§ Problem to work on: What follows is a set of records; restate each one word for word and drop the pictures.

§ Raw records:
○ ○ ○ ○

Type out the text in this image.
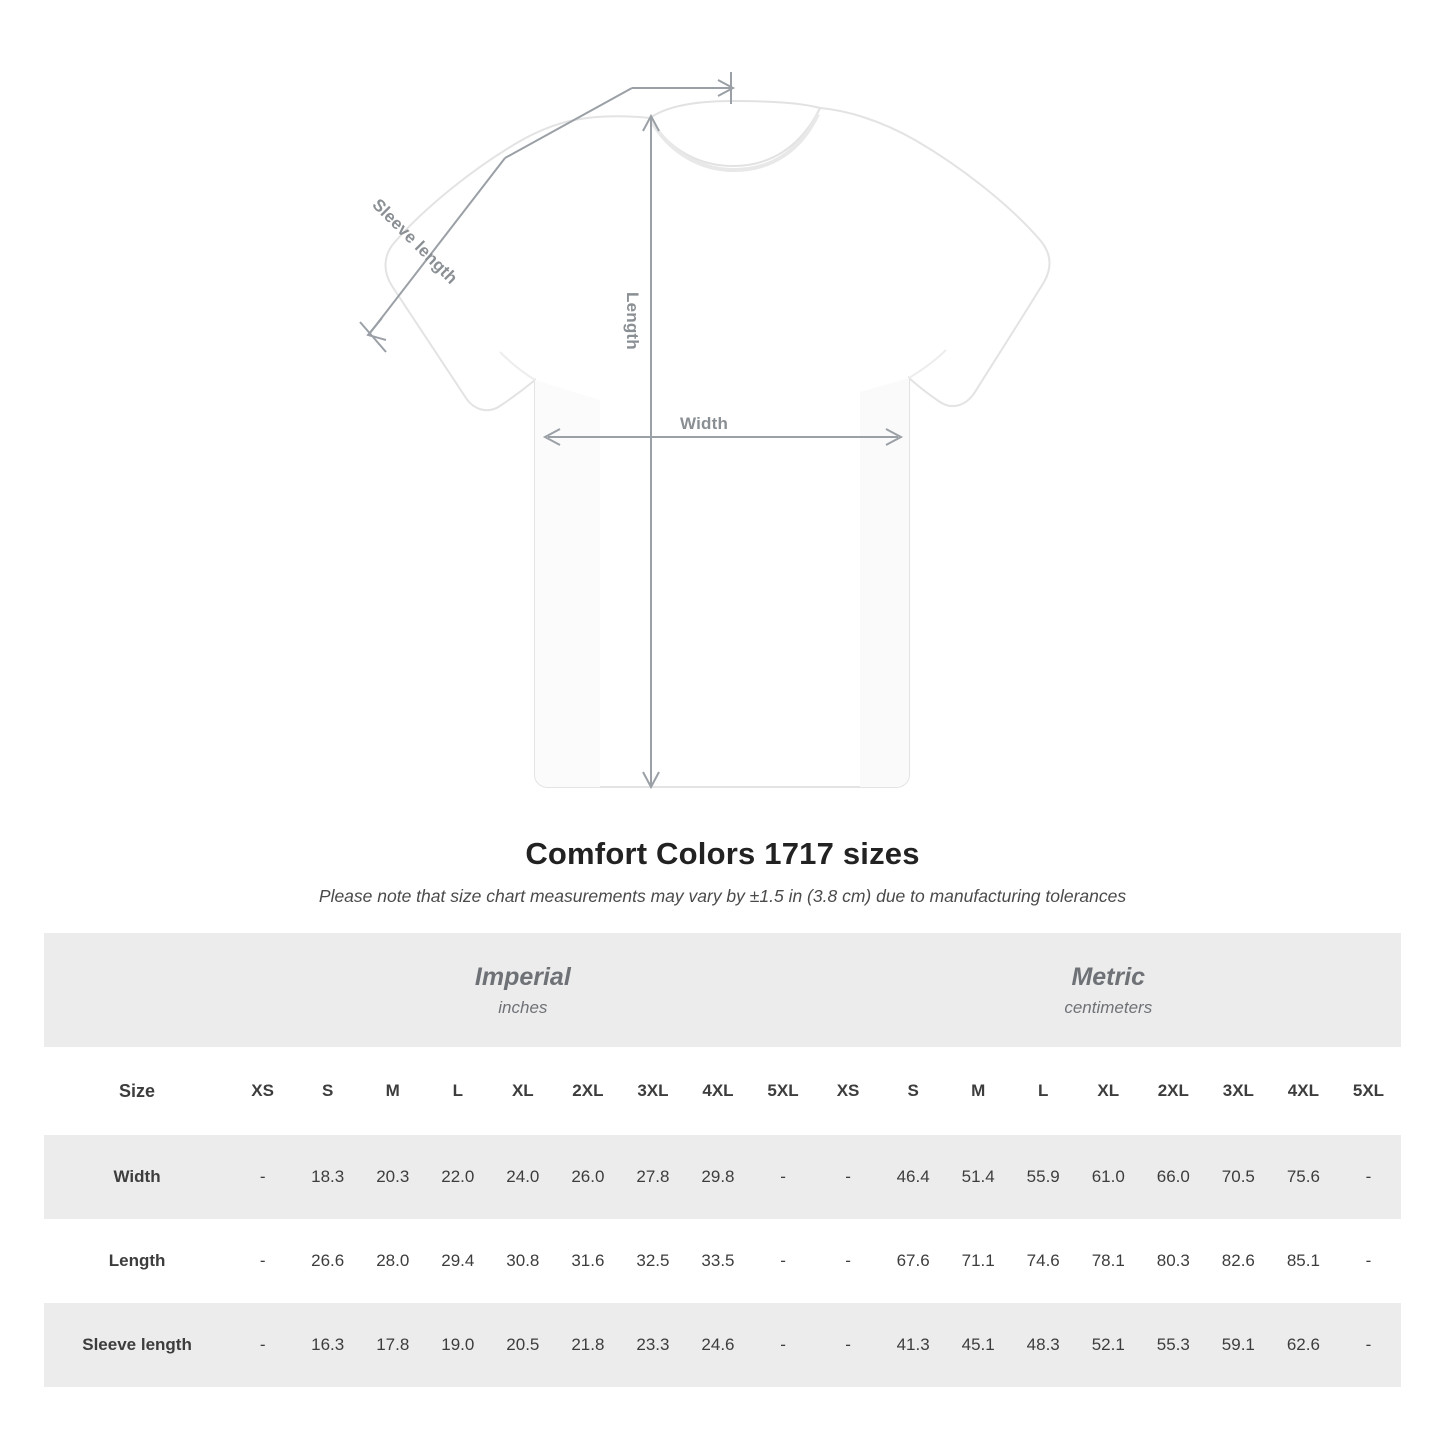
Width
Length
Sleeve length
Comfort Colors 1717 sizes
Please note that size chart measurements may vary by ±1.5 in (3.8 cm) due to manufacturing tolerances

Imperial
inches

Metric
centimeters

Size	XS	S	M	L	XL	2XL	3XL	4XL	5XL	XS	S	M	L	XL	2XL	3XL	4XL	5XL
Width	-	18.3	20.3	22.0	24.0	26.0	27.8	29.8	-	-	46.4	51.4	55.9	61.0	66.0	70.5	75.6	-
Length	-	26.6	28.0	29.4	30.8	31.6	32.5	33.5	-	-	67.6	71.1	74.6	78.1	80.3	82.6	85.1	-
Sleeve length	-	16.3	17.8	19.0	20.5	21.8	23.3	24.6	-	-	41.3	45.1	48.3	52.1	55.3	59.1	62.6	-
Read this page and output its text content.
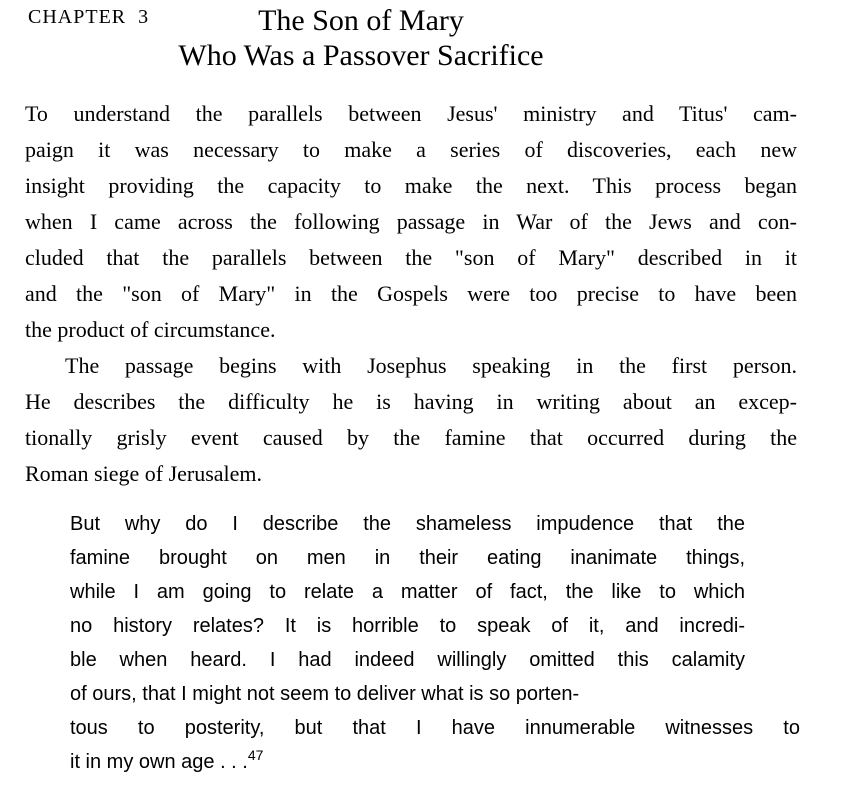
CHAPTER  3	The Son of Mary
Who Was a Passover Sacrifice

To understand the parallels between Jesus' ministry and Titus' cam-
paign it was necessary to make a series of discoveries, each new
insight providing the capacity to make the next. This process began
when I came across the following passage in War of the Jews and con-
cluded that the parallels between the "son of Mary" described in it
and the "son of Mary" in the Gospels were too precise to have been
the product of circumstance.

The passage begins with Josephus speaking in the first person.
He describes the difficulty he is having in writing about an excep-
tionally grisly event caused by the famine that occurred during the
Roman siege of Jerusalem.

But why do I describe the shameless impudence that the
famine brought on men in their eating inanimate things,
while I am going to relate a matter of fact, the like to which
no history relates? It is horrible to speak of it, and incredi-
ble when heard. I had indeed willingly omitted this calamity
of ours, that I might not seem to deliver what is so porten-
tous to posterity, but that I have innumerable witnesses to
it in my own age . . .$^{47}$
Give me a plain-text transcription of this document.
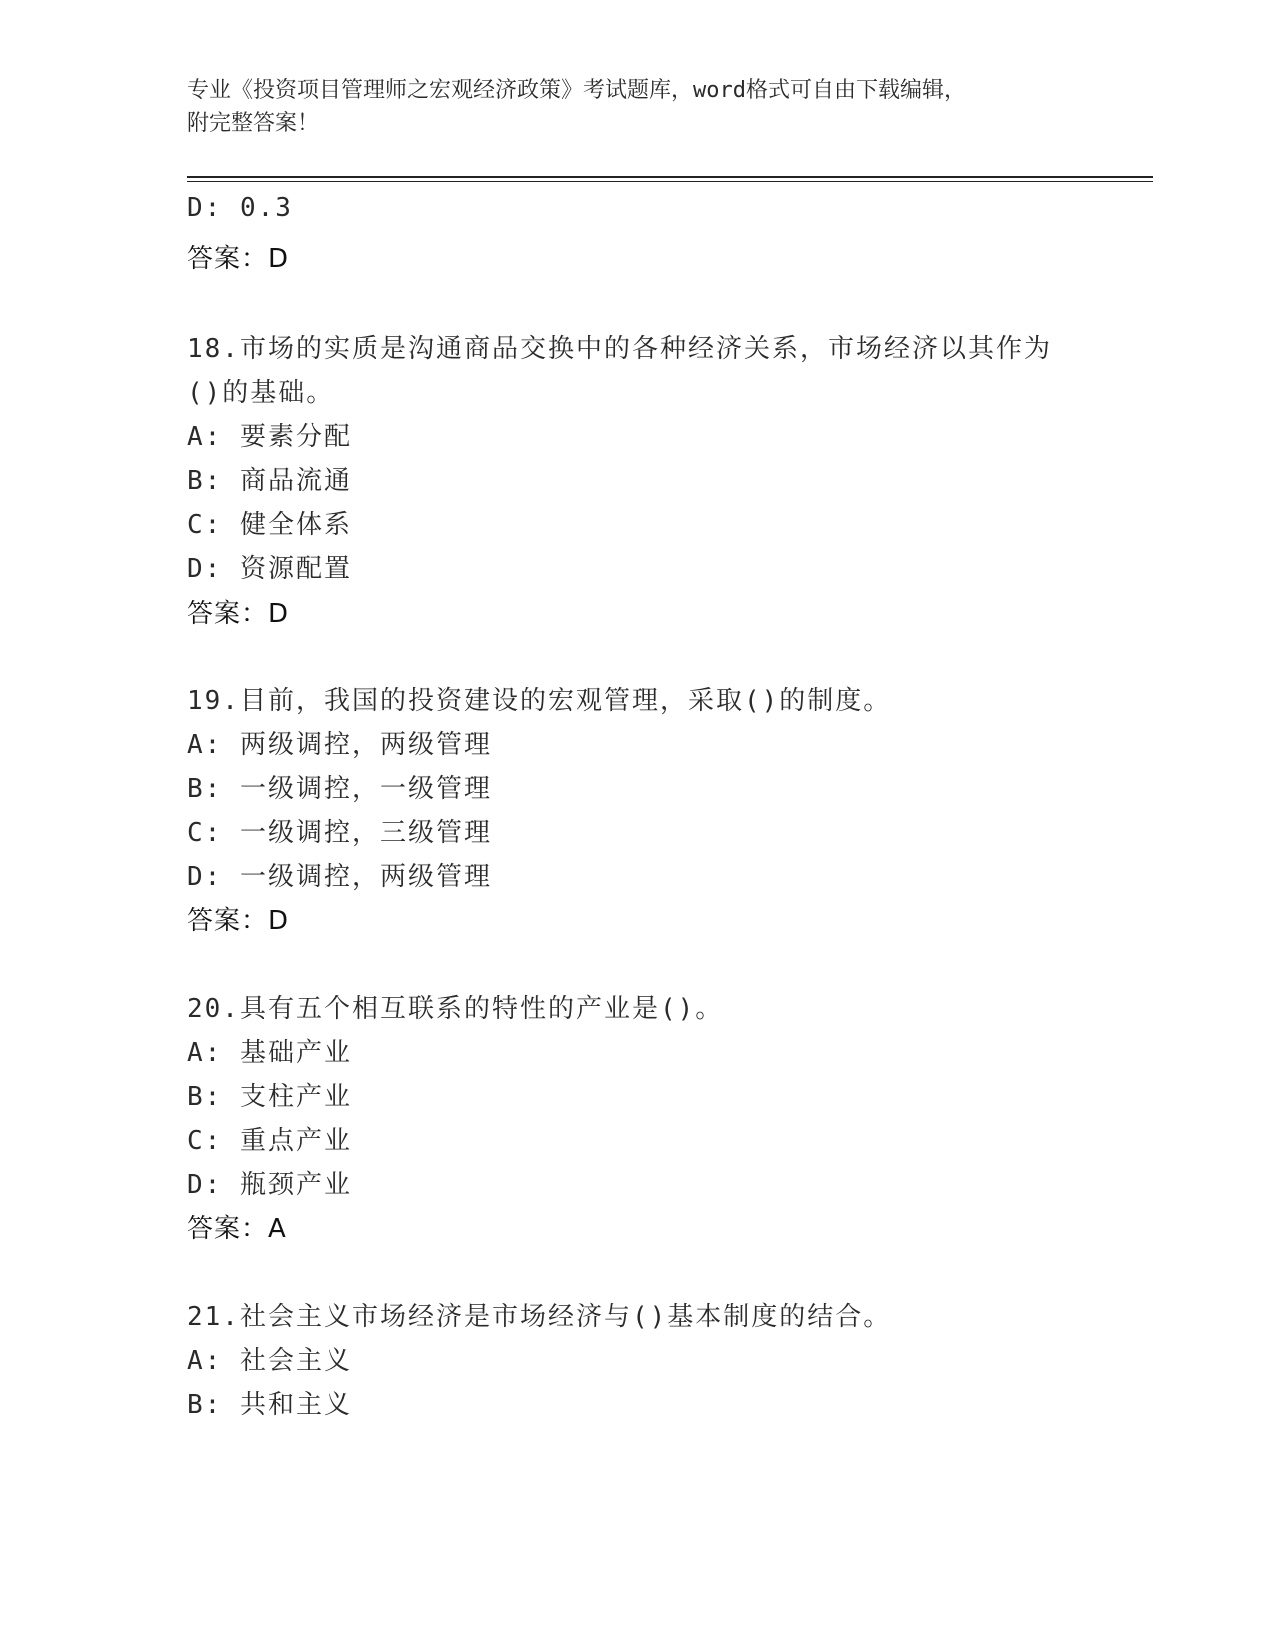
专业《投资项目管理师之宏观经济政策》考试题库，word格式可自由下载编辑，
附完整答案！
D: 0.3
答案：D
18.市场的实质是沟通商品交换中的各种经济关系，市场经济以其作为
()的基础。
A: 要素分配
B: 商品流通
C: 健全体系
D: 资源配置
答案：D
19.目前，我国的投资建设的宏观管理，采取()的制度。
A: 两级调控，两级管理
B: 一级调控，一级管理
C: 一级调控，三级管理
D: 一级调控，两级管理
答案：D
20.具有五个相互联系的特性的产业是()。
A: 基础产业
B: 支柱产业
C: 重点产业
D: 瓶颈产业
答案：A
21.社会主义市场经济是市场经济与()基本制度的结合。
A: 社会主义
B: 共和主义
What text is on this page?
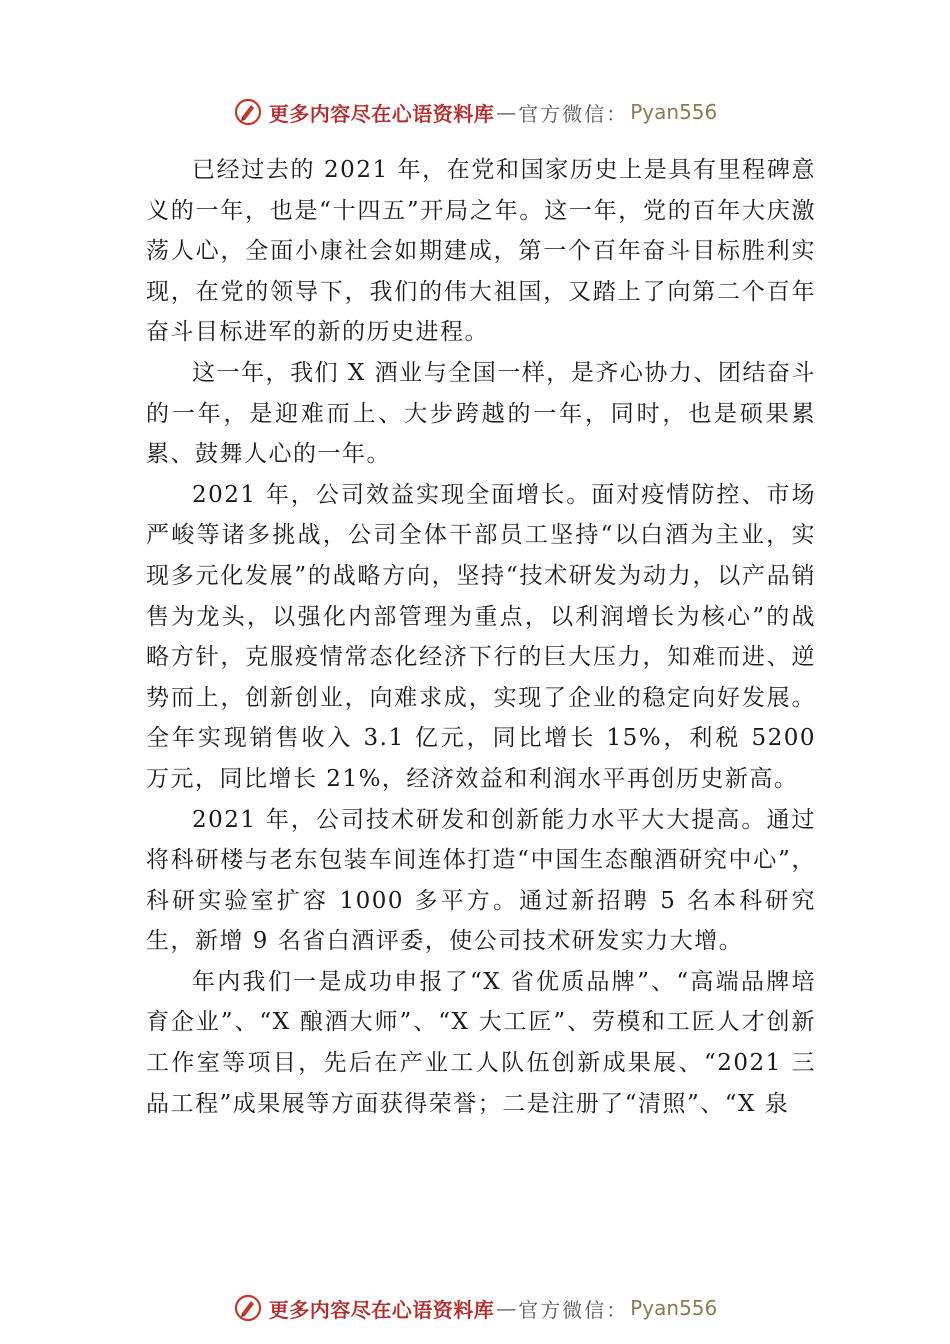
更多内容尽在心语资料库 — 官方微信： Pyan556

已经过去的 2021 年，在党和国家历史上是具有里程碑意义的一年，也是“十四五”开局之年。这一年，党的百年大庆激荡人心，全面小康社会如期建成，第一个百年奋斗目标胜利实现，在党的领导下，我们的伟大祖国，又踏上了向第二个百年奋斗目标进军的新的历史进程。

这一年，我们 X 酒业与全国一样，是齐心协力、团结奋斗的一年，是迎难而上、大步跨越的一年，同时，也是硕果累累、鼓舞人心的一年。

2021 年，公司效益实现全面增长。面对疫情防控、市场严峻等诸多挑战，公司全体干部员工坚持“以白酒为主业，实现多元化发展”的战略方向，坚持“技术研发为动力，以产品销售为龙头，以强化内部管理为重点，以利润增长为核心”的战略方针，克服疫情常态化经济下行的巨大压力，知难而进、逆势而上，创新创业，向难求成，实现了企业的稳定向好发展。全年实现销售收入 3.1 亿元，同比增长 15%，利税 5200 万元，同比增长 21%，经济效益和利润水平再创历史新高。

2021 年，公司技术研发和创新能力水平大大提高。通过将科研楼与老东包装车间连体打造“中国生态酿酒研究中心”，科研实验室扩容 1000 多平方。通过新招聘 5 名本科研究生，新增 9 名省白酒评委，使公司技术研发实力大增。

年内我们一是成功申报了“X 省优质品牌”、“高端品牌培育企业”、“X 酿酒大师”、“X 大工匠”、劳模和工匠人才创新工作室等项目，先后在产业工人队伍创新成果展、“2021 三品工程”成果展等方面获得荣誉；二是注册了“清照”、“X 泉

更多内容尽在心语资料库 — 官方微信： Pyan556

○ ○ ○ ○

§ Answer to this problem:
Type out the text in this image.
Width
Length
Sleeve length
Comfort Colors 1717 sizes
Please note that size chart measurements may vary by ±1.5 in (3.8 cm) due to manufacturing tolerances

Imperial
inches

Metric
centimeters

Size	XS	S	M	L	XL	2XL	3XL	4XL	5XL	XS	S	M	L	XL	2XL	3XL	4XL	5XL
Width	-	18.3	20.3	22.0	24.0	26.0	27.8	29.8	-	-	46.4	51.4	55.9	61.0	66.0	70.5	75.6	-
Length	-	26.6	28.0	29.4	30.8	31.6	32.5	33.5	-	-	67.6	71.1	74.6	78.1	80.3	82.6	85.1	-
Sleeve length	-	16.3	17.8	19.0	20.5	21.8	23.3	24.6	-	-	41.3	45.1	48.3	52.1	55.3	59.1	62.6	-
Read this page and output its text content.
CHAPTER  3	The Son of Mary
Who Was a Passover Sacrifice

To understand the parallels between Jesus' ministry and Titus' cam-
paign it was necessary to make a series of discoveries, each new
insight providing the capacity to make the next. This process began
when I came across the following passage in War of the Jews and con-
cluded that the parallels between the "son of Mary" described in it
and the "son of Mary" in the Gospels were too precise to have been
the product of circumstance.

The passage begins with Josephus speaking in the first person.
He describes the difficulty he is having in writing about an excep-
tionally grisly event caused by the famine that occurred during the
Roman siege of Jerusalem.

But why do I describe the shameless impudence that the
famine brought on men in their eating inanimate things,
while I am going to relate a matter of fact, the like to which
no history relates? It is horrible to speak of it, and incredi-
ble when heard. I had indeed willingly omitted this calamity
of ours, that I might not seem to deliver what is so porten-
tous to posterity, but that I have innumerable witnesses to
it in my own age . . .$^{47}$
Give me a plain-text transcription of this document.
专业《投资项目管理师之宏观经济政策》考试题库，word格式可自由下载编辑，
附完整答案！
D: 0.3
答案：D
18.市场的实质是沟通商品交换中的各种经济关系，市场经济以其作为
()的基础。
A: 要素分配
B: 商品流通
C: 健全体系
D: 资源配置
答案：D
19.目前，我国的投资建设的宏观管理，采取()的制度。
A: 两级调控，两级管理
B: 一级调控，一级管理
C: 一级调控，三级管理
D: 一级调控，两级管理
答案：D
20.具有五个相互联系的特性的产业是()。
A: 基础产业
B: 支柱产业
C: 重点产业
D: 瓶颈产业
答案：A
21.社会主义市场经济是市场经济与()基本制度的结合。
A: 社会主义
B: 共和主义
What text is on this page?
更多内容尽在心语资料库 — 官方微信： Pyan556

已经过去的 2021 年，在党和国家历史上是具有里程碑意义的一年，也是“十四五”开局之年。这一年，党的百年大庆激荡人心，全面小康社会如期建成，第一个百年奋斗目标胜利实现，在党的领导下，我们的伟大祖国，又踏上了向第二个百年奋斗目标进军的新的历史进程。

这一年，我们 X 酒业与全国一样，是齐心协力、团结奋斗的一年，是迎难而上、大步跨越的一年，同时，也是硕果累累、鼓舞人心的一年。

2021 年，公司效益实现全面增长。面对疫情防控、市场严峻等诸多挑战，公司全体干部员工坚持“以白酒为主业，实现多元化发展”的战略方向，坚持“技术研发为动力，以产品销售为龙头，以强化内部管理为重点，以利润增长为核心”的战略方针，克服疫情常态化经济下行的巨大压力，知难而进、逆势而上，创新创业，向难求成，实现了企业的稳定向好发展。全年实现销售收入 3.1 亿元，同比增长 15%，利税 5200 万元，同比增长 21%，经济效益和利润水平再创历史新高。

2021 年，公司技术研发和创新能力水平大大提高。通过将科研楼与老东包装车间连体打造“中国生态酿酒研究中心”，科研实验室扩容 1000 多平方。通过新招聘 5 名本科研究生，新增 9 名省白酒评委，使公司技术研发实力大增。

年内我们一是成功申报了“X 省优质品牌”、“高端品牌培育企业”、“X 酿酒大师”、“X 大工匠”、劳模和工匠人才创新工作室等项目，先后在产业工人队伍创新成果展、“2021 三品工程”成果展等方面获得荣誉；二是注册了“清照”、“X 泉

更多内容尽在心语资料库 — 官方微信： Pyan556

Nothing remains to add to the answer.